(A block of data)
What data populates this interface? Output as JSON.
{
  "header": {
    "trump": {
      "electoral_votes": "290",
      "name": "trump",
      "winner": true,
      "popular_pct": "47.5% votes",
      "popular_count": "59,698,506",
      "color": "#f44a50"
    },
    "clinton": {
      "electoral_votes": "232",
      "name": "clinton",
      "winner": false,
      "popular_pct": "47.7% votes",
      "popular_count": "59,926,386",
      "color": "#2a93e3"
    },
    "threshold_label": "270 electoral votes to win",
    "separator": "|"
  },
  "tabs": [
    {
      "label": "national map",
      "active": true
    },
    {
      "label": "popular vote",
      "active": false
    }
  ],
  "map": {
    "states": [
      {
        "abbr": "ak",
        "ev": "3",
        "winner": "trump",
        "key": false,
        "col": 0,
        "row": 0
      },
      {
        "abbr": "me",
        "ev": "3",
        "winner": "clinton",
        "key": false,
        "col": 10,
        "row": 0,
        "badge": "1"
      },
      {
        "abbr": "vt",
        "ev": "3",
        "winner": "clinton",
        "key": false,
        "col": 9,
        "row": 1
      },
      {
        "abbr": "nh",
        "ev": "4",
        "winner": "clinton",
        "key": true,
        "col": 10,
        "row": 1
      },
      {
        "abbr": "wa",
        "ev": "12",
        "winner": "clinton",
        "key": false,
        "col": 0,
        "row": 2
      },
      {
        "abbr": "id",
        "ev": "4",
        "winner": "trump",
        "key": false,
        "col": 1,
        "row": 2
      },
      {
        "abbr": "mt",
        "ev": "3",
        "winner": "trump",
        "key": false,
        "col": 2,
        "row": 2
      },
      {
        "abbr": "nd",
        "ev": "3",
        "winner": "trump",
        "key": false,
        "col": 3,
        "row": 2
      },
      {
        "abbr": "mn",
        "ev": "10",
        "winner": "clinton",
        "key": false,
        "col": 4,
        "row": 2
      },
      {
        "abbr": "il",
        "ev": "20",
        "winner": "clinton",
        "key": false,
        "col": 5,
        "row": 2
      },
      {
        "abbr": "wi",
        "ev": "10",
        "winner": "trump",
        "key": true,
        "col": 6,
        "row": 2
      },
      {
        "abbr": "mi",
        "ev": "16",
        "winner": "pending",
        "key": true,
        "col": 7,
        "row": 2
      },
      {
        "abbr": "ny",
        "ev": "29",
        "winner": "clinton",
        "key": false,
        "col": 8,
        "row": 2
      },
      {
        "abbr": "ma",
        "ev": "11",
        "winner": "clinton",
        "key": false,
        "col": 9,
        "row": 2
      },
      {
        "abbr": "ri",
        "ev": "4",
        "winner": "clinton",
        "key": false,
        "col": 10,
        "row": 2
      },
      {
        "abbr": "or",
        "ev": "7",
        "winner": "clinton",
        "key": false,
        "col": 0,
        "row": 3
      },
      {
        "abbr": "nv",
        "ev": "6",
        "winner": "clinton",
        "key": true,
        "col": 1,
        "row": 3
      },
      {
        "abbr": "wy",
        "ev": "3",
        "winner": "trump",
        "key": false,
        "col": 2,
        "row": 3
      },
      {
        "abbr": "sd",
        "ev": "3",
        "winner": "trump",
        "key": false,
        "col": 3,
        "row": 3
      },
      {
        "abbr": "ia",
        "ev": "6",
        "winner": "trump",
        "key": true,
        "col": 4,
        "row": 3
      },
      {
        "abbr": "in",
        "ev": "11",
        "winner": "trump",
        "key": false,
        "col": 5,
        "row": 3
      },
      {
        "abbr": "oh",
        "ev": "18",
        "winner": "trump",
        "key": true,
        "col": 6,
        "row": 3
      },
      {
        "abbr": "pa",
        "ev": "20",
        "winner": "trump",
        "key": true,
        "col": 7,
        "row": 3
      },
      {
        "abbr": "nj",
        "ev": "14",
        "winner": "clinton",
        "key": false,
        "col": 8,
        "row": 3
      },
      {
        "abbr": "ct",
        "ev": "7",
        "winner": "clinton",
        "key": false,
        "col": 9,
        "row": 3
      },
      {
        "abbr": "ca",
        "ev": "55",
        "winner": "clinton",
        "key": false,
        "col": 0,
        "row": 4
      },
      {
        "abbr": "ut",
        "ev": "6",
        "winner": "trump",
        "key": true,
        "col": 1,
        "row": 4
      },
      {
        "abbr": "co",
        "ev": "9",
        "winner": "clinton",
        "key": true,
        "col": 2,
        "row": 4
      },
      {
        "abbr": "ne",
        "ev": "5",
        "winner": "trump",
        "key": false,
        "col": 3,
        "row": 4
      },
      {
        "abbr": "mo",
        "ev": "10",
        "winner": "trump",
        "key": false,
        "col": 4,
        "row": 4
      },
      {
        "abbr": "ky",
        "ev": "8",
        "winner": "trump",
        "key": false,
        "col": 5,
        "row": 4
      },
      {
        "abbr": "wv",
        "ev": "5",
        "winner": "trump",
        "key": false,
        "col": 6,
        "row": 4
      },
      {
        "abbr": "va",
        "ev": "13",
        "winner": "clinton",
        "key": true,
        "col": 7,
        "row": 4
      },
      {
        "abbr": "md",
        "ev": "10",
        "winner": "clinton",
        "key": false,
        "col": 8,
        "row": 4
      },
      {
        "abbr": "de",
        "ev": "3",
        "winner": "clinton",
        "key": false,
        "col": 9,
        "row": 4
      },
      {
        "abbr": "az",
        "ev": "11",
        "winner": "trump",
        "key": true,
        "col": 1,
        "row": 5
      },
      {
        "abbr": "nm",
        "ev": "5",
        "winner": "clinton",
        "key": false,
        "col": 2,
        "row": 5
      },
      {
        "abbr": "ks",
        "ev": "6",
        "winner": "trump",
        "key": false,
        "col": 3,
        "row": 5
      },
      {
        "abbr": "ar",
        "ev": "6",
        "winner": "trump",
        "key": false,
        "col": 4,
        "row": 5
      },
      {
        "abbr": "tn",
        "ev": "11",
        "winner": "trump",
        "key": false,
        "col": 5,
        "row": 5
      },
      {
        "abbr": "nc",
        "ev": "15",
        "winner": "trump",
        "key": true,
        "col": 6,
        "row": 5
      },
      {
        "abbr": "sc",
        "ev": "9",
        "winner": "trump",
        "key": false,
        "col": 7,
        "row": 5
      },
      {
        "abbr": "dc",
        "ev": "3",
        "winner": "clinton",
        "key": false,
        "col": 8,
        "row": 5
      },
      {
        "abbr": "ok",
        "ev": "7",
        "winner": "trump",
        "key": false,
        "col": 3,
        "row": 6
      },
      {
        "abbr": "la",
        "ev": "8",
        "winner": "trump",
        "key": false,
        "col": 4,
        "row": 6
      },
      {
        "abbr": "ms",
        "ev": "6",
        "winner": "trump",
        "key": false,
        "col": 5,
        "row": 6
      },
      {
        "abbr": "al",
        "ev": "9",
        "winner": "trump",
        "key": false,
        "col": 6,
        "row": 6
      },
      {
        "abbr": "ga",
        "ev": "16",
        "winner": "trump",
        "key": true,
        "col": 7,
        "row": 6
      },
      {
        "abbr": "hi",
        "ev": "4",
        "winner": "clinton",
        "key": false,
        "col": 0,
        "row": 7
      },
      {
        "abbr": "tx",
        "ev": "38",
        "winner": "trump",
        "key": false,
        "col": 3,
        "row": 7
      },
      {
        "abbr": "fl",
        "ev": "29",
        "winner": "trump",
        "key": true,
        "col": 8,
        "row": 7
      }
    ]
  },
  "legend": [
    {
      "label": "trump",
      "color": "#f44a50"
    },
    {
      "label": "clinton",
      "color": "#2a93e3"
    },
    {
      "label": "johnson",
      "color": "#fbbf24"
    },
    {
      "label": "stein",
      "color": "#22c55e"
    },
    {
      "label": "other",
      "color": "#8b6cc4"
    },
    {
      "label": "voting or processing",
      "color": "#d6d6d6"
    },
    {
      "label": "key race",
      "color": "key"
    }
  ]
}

* **What is asked**: Output the data above exactly, please, line for line.

* **Solution to this task**:
What data populates this interface? Output as JSON.
{
  "header": {
    "trump": {
      "electoral_votes": "290",
      "name": "trump",
      "winner": true,
      "popular_pct": "47.5% votes",
      "popular_count": "59,698,506",
      "color": "#f44a50"
    },
    "clinton": {
      "electoral_votes": "232",
      "name": "clinton",
      "winner": false,
      "popular_pct": "47.7% votes",
      "popular_count": "59,926,386",
      "color": "#2a93e3"
    },
    "threshold_label": "270 electoral votes to win",
    "separator": "|"
  },
  "tabs": [
    {
      "label": "national map",
      "active": true
    },
    {
      "label": "popular vote",
      "active": false
    }
  ],
  "map": {
    "states": [
      {
        "abbr": "ak",
        "ev": "3",
        "winner": "trump",
        "key": false,
        "col": 0,
        "row": 0
      },
      {
        "abbr": "me",
        "ev": "3",
        "winner": "clinton",
        "key": false,
        "col": 10,
        "row": 0,
        "badge": "1"
      },
      {
        "abbr": "vt",
        "ev": "3",
        "winner": "clinton",
        "key": false,
        "col": 9,
        "row": 1
      },
      {
        "abbr": "nh",
        "ev": "4",
        "winner": "clinton",
        "key": true,
        "col": 10,
        "row": 1
      },
      {
        "abbr": "wa",
        "ev": "12",
        "winner": "clinton",
        "key": false,
        "col": 0,
        "row": 2
      },
      {
        "abbr": "id",
        "ev": "4",
        "winner": "trump",
        "key": false,
        "col": 1,
        "row": 2
      },
      {
        "abbr": "mt",
        "ev": "3",
        "winner": "trump",
        "key": false,
        "col": 2,
        "row": 2
      },
      {
        "abbr": "nd",
        "ev": "3",
        "winner": "trump",
        "key": false,
        "col": 3,
        "row": 2
      },
      {
        "abbr": "mn",
        "ev": "10",
        "winner": "clinton",
        "key": false,
        "col": 4,
        "row": 2
      },
      {
        "abbr": "il",
        "ev": "20",
        "winner": "clinton",
        "key": false,
        "col": 5,
        "row": 2
      },
      {
        "abbr": "wi",
        "ev": "10",
        "winner": "trump",
        "key": true,
        "col": 6,
        "row": 2
      },
      {
        "abbr": "mi",
        "ev": "16",
        "winner": "pending",
        "key": true,
        "col": 7,
        "row": 2
      },
      {
        "abbr": "ny",
        "ev": "29",
        "winner": "clinton",
        "key": false,
        "col": 8,
        "row": 2
      },
      {
        "abbr": "ma",
        "ev": "11",
        "winner": "clinton",
        "key": false,
        "col": 9,
        "row": 2
      },
      {
        "abbr": "ri",
        "ev": "4",
        "winner": "clinton",
        "key": false,
        "col": 10,
        "row": 2
      },
      {
        "abbr": "or",
        "ev": "7",
        "winner": "clinton",
        "key": false,
        "col": 0,
        "row": 3
      },
      {
        "abbr": "nv",
        "ev": "6",
        "winner": "clinton",
        "key": true,
        "col": 1,
        "row": 3
      },
      {
        "abbr": "wy",
        "ev": "3",
        "winner": "trump",
        "key": false,
        "col": 2,
        "row": 3
      },
      {
        "abbr": "sd",
        "ev": "3",
        "winner": "trump",
        "key": false,
        "col": 3,
        "row": 3
      },
      {
        "abbr": "ia",
        "ev": "6",
        "winner": "trump",
        "key": true,
        "col": 4,
        "row": 3
      },
      {
        "abbr": "in",
        "ev": "11",
        "winner": "trump",
        "key": false,
        "col": 5,
        "row": 3
      },
      {
        "abbr": "oh",
        "ev": "18",
        "winner": "trump",
        "key": true,
        "col": 6,
        "row": 3
      },
      {
        "abbr": "pa",
        "ev": "20",
        "winner": "trump",
        "key": true,
        "col": 7,
        "row": 3
      },
      {
        "abbr": "nj",
        "ev": "14",
        "winner": "clinton",
        "key": false,
        "col": 8,
        "row": 3
      },
      {
        "abbr": "ct",
        "ev": "7",
        "winner": "clinton",
        "key": false,
        "col": 9,
        "row": 3
      },
      {
        "abbr": "ca",
        "ev": "55",
        "winner": "clinton",
        "key": false,
        "col": 0,
        "row": 4
      },
      {
        "abbr": "ut",
        "ev": "6",
        "winner": "trump",
        "key": true,
        "col": 1,
        "row": 4
      },
      {
        "abbr": "co",
        "ev": "9",
        "winner": "clinton",
        "key": true,
        "col": 2,
        "row": 4
      },
      {
        "abbr": "ne",
        "ev": "5",
        "winner": "trump",
        "key": false,
        "col": 3,
        "row": 4
      },
      {
        "abbr": "mo",
        "ev": "10",
        "winner": "trump",
        "key": false,
        "col": 4,
        "row": 4
      },
      {
        "abbr": "ky",
        "ev": "8",
        "winner": "trump",
        "key": false,
        "col": 5,
        "row": 4
      },
      {
        "abbr": "wv",
        "ev": "5",
        "winner": "trump",
        "key": false,
        "col": 6,
        "row": 4
      },
      {
        "abbr": "va",
        "ev": "13",
        "winner": "clinton",
        "key": true,
        "col": 7,
        "row": 4
      },
      {
        "abbr": "md",
        "ev": "10",
        "winner": "clinton",
        "key": false,
        "col": 8,
        "row": 4
      },
      {
        "abbr": "de",
        "ev": "3",
        "winner": "clinton",
        "key": false,
        "col": 9,
        "row": 4
      },
      {
        "abbr": "az",
        "ev": "11",
        "winner": "trump",
        "key": true,
        "col": 1,
        "row": 5
      },
      {
        "abbr": "nm",
        "ev": "5",
        "winner": "clinton",
        "key": false,
        "col": 2,
        "row": 5
      },
      {
        "abbr": "ks",
        "ev": "6",
        "winner": "trump",
        "key": false,
        "col": 3,
        "row": 5
      },
      {
        "abbr": "ar",
        "ev": "6",
        "winner": "trump",
        "key": false,
        "col": 4,
        "row": 5
      },
      {
        "abbr": "tn",
        "ev": "11",
        "winner": "trump",
        "key": false,
        "col": 5,
        "row": 5
      },
      {
        "abbr": "nc",
        "ev": "15",
        "winner": "trump",
        "key": true,
        "col": 6,
        "row": 5
      },
      {
        "abbr": "sc",
        "ev": "9",
        "winner": "trump",
        "key": false,
        "col": 7,
        "row": 5
      },
      {
        "abbr": "dc",
        "ev": "3",
        "winner": "clinton",
        "key": false,
        "col": 8,
        "row": 5
      },
      {
        "abbr": "ok",
        "ev": "7",
        "winner": "trump",
        "key": false,
        "col": 3,
        "row": 6
      },
      {
        "abbr": "la",
        "ev": "8",
        "winner": "trump",
        "key": false,
        "col": 4,
        "row": 6
      },
      {
        "abbr": "ms",
        "ev": "6",
        "winner": "trump",
        "key": false,
        "col": 5,
        "row": 6
      },
      {
        "abbr": "al",
        "ev": "9",
        "winner": "trump",
        "key": false,
        "col": 6,
        "row": 6
      },
      {
        "abbr": "ga",
        "ev": "16",
        "winner": "trump",
        "key": true,
        "col": 7,
        "row": 6
      },
      {
        "abbr": "hi",
        "ev": "4",
        "winner": "clinton",
        "key": false,
        "col": 0,
        "row": 7
      },
      {
        "abbr": "tx",
        "ev": "38",
        "winner": "trump",
        "key": false,
        "col": 3,
        "row": 7
      },
      {
        "abbr": "fl",
        "ev": "29",
        "winner": "trump",
        "key": true,
        "col": 8,
        "row": 7
      }
    ]
  },
  "legend": [
    {
      "label": "trump",
      "color": "#f44a50"
    },
    {
      "label": "clinton",
      "color": "#2a93e3"
    },
    {
      "label": "johnson",
      "color": "#fbbf24"
    },
    {
      "label": "stein",
      "color": "#22c55e"
    },
    {
      "label": "other",
      "color": "#8b6cc4"
    },
    {
      "label": "voting or processing",
      "color": "#d6d6d6"
    },
    {
      "label": "key race",
      "color": "key"
    }
  ]
}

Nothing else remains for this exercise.